■ **DATA FOR THIS TASK**

···

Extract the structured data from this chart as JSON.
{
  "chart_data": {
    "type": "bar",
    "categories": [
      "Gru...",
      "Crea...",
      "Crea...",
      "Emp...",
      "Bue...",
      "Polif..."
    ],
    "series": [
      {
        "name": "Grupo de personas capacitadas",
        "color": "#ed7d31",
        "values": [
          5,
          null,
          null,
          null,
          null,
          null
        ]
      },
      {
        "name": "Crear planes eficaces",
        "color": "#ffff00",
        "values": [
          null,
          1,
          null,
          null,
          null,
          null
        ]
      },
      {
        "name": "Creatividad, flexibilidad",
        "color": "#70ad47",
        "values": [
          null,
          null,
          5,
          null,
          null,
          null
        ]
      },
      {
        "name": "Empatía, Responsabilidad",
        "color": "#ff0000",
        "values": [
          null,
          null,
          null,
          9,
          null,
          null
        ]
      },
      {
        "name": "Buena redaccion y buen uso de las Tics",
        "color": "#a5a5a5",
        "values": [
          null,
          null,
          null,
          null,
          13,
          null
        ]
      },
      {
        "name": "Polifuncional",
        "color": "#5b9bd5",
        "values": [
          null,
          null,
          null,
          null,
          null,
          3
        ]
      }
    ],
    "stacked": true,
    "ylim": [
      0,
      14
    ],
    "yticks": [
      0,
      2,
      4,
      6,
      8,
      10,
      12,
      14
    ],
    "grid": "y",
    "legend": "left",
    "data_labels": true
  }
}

···

■ **TO DO**
Search the data above for the string "color" and copy each line that has it.

■ **ANSWER**
        "color": "#ed7d31",
        "color": "#ffff00",
        "color": "#70ad47",
        "color": "#ff0000",
        "color": "#a5a5a5",
        "color": "#5b9bd5",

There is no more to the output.